**Task directions:**
Below are the records. List every line holding the word "principio".

**Data for this exercise:**

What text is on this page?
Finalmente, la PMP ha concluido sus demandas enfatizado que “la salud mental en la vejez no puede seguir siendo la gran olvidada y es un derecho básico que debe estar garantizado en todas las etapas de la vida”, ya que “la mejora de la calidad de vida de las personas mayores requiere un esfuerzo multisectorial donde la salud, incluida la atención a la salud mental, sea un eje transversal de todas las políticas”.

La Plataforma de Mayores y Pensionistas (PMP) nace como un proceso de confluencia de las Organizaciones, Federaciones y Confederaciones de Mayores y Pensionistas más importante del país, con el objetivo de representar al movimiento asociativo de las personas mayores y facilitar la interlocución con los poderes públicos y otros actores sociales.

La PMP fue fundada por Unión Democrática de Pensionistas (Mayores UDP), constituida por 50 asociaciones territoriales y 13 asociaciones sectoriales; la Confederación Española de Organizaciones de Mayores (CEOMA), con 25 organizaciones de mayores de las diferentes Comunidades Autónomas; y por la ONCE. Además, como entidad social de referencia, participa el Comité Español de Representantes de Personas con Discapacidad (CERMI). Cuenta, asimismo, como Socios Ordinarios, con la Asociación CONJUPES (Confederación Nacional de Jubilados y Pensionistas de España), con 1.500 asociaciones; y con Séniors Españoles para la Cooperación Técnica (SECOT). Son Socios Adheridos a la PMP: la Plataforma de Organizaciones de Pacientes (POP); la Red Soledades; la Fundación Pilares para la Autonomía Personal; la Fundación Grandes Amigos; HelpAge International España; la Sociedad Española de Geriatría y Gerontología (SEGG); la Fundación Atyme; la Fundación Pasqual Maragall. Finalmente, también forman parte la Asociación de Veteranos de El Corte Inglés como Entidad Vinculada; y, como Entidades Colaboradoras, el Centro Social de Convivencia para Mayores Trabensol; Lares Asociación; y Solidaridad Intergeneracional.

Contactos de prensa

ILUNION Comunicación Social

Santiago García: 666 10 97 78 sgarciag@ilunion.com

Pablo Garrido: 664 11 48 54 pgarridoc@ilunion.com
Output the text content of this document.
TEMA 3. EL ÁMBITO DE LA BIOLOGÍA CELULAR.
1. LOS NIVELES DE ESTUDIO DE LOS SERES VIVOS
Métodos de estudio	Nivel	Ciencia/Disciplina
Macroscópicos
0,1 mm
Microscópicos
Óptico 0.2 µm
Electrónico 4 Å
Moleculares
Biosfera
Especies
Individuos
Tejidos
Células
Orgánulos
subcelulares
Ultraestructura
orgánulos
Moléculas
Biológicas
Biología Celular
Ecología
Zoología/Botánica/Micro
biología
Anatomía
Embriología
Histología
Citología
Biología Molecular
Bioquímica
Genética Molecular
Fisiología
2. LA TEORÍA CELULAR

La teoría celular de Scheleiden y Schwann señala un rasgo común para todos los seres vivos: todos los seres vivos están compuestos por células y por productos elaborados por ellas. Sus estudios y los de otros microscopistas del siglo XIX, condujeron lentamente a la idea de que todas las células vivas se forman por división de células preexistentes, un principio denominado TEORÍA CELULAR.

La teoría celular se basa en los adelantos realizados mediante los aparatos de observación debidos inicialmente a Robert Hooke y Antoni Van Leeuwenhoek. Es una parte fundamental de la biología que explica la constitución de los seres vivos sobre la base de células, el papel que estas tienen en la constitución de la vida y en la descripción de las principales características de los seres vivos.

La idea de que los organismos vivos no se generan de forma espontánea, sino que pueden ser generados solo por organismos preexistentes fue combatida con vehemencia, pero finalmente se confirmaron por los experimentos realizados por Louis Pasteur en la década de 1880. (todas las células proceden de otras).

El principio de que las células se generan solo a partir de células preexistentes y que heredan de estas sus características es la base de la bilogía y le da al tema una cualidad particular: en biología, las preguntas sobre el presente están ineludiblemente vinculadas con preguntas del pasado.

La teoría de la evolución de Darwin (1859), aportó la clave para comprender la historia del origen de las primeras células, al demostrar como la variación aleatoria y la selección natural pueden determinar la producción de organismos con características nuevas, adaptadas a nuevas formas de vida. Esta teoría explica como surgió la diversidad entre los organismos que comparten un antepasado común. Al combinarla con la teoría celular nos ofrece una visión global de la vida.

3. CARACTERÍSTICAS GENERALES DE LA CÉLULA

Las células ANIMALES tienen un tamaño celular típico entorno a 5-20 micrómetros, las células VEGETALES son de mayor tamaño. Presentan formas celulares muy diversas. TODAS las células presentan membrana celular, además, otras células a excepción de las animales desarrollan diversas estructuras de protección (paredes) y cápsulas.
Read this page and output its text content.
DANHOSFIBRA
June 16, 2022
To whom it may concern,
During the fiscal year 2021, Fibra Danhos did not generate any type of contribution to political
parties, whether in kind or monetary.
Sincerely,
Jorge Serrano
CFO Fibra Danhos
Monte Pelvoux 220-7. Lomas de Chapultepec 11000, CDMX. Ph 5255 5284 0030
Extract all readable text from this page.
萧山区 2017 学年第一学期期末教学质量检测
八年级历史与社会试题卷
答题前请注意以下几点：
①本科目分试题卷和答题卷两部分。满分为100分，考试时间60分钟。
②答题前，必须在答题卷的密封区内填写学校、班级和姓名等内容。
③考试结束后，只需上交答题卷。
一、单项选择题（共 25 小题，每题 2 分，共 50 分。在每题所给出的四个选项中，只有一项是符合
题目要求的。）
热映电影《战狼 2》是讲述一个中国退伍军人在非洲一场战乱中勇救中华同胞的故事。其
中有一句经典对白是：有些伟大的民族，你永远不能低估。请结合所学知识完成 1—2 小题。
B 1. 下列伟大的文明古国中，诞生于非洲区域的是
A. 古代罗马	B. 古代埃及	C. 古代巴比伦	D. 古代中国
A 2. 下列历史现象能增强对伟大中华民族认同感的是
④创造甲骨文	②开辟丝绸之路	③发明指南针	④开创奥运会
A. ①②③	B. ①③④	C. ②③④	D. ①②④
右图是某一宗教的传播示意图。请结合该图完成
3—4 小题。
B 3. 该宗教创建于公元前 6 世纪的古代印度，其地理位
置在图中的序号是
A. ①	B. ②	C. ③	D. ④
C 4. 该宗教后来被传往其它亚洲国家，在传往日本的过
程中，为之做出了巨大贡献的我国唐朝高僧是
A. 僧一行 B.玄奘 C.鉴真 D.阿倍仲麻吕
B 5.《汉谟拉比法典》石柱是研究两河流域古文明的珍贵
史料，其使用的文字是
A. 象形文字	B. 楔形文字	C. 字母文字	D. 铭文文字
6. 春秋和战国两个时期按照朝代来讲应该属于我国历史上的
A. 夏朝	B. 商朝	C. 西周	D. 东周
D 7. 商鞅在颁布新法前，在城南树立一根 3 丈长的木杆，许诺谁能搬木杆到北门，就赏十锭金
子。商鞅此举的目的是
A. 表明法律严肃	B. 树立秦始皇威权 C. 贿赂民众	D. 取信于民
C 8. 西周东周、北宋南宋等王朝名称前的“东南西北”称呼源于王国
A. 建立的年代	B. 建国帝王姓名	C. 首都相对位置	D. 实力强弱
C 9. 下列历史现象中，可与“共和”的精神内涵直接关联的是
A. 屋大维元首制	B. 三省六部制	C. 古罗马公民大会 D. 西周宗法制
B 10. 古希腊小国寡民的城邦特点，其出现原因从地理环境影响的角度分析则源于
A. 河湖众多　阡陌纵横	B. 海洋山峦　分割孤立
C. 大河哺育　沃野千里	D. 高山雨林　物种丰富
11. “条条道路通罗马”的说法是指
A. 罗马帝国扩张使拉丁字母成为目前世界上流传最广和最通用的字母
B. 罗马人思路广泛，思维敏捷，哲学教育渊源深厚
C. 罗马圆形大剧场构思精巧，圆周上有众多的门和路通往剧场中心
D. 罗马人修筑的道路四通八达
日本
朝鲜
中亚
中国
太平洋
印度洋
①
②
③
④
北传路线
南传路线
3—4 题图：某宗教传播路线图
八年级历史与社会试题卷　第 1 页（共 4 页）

**Response to this exercise:**
La teoría celular de Scheleiden y Schwann señala un rasgo común para todos los seres vivos: todos los seres vivos están compuestos por células y por productos elaborados por ellas. Sus estudios y los de otros microscopistas del siglo XIX, condujeron lentamente a la idea de que todas las células vivas se forman por división de células preexistentes, un principio denominado TEORÍA CELULAR.
El principio de que las células se generan solo a partir de células preexistentes y que heredan de estas sus características es la base de la bilogía y le da al tema una cualidad particular: en biología, las preguntas sobre el presente están ineludiblemente vinculadas con preguntas del pasado.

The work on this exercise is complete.